╔══

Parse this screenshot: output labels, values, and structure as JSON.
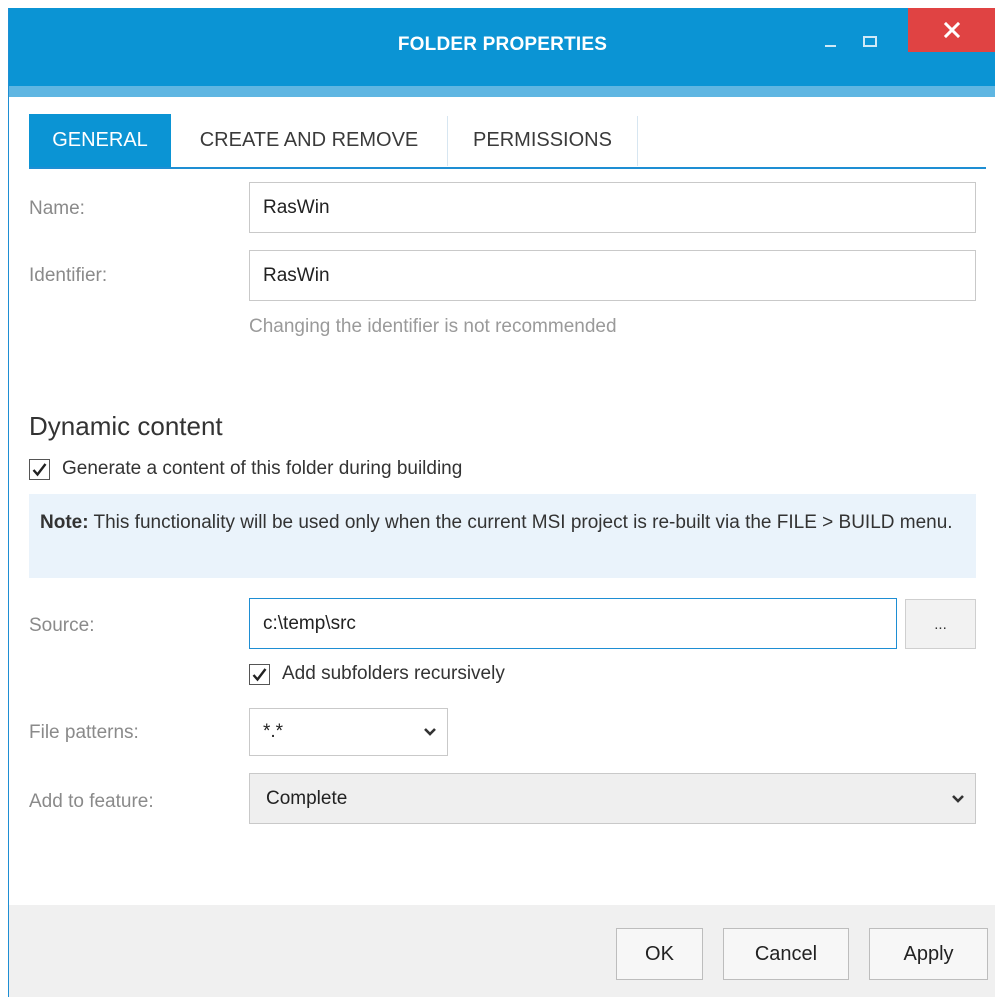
{
  "window": {
    "title": "FOLDER PROPERTIES",
    "close_icon": "close-icon",
    "minimize_icon": "minimize-icon",
    "maximize_icon": "maximize-icon",
    "accent_color": "#0b94d4",
    "close_color": "#e04343"
  },
  "tabs": [
    {
      "label": "GENERAL",
      "active": true
    },
    {
      "label": "CREATE AND REMOVE",
      "active": false
    },
    {
      "label": "PERMISSIONS",
      "active": false
    }
  ],
  "general": {
    "name_label": "Name:",
    "name_value": "RasWin",
    "identifier_label": "Identifier:",
    "identifier_value": "RasWin",
    "identifier_hint": "Changing the identifier is not recommended"
  },
  "dynamic": {
    "section_title": "Dynamic content",
    "generate_label": "Generate a content of this folder during building",
    "generate_checked": true,
    "note_prefix": "Note:",
    "note_text": " This functionality will be used only when the current MSI project is re-built via the FILE > BUILD menu.",
    "source_label": "Source:",
    "source_value": "c:\\temp\\src",
    "browse_label": "...",
    "recursive_label": "Add subfolders recursively",
    "recursive_checked": true,
    "patterns_label": "File patterns:",
    "patterns_value": "*.*",
    "feature_label": "Add to feature:",
    "feature_value": "Complete"
  },
  "footer": {
    "ok_label": "OK",
    "cancel_label": "Cancel",
    "apply_label": "Apply"
  }
}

╚══

- **To be done**: Set down the material exactly, every line of it, except for the pictures.

- **Response to the exercise**:
Parse this screenshot: output labels, values, and structure as JSON.
{
  "window": {
    "title": "FOLDER PROPERTIES",
    "close_icon": "close-icon",
    "minimize_icon": "minimize-icon",
    "maximize_icon": "maximize-icon",
    "accent_color": "#0b94d4",
    "close_color": "#e04343"
  },
  "tabs": [
    {
      "label": "GENERAL",
      "active": true
    },
    {
      "label": "CREATE AND REMOVE",
      "active": false
    },
    {
      "label": "PERMISSIONS",
      "active": false
    }
  ],
  "general": {
    "name_label": "Name:",
    "name_value": "RasWin",
    "identifier_label": "Identifier:",
    "identifier_value": "RasWin",
    "identifier_hint": "Changing the identifier is not recommended"
  },
  "dynamic": {
    "section_title": "Dynamic content",
    "generate_label": "Generate a content of this folder during building",
    "generate_checked": true,
    "note_prefix": "Note:",
    "note_text": " This functionality will be used only when the current MSI project is re-built via the FILE > BUILD menu.",
    "source_label": "Source:",
    "source_value": "c:\\temp\\src",
    "browse_label": "...",
    "recursive_label": "Add subfolders recursively",
    "recursive_checked": true,
    "patterns_label": "File patterns:",
    "patterns_value": "*.*",
    "feature_label": "Add to feature:",
    "feature_value": "Complete"
  },
  "footer": {
    "ok_label": "OK",
    "cancel_label": "Cancel",
    "apply_label": "Apply"
  }
}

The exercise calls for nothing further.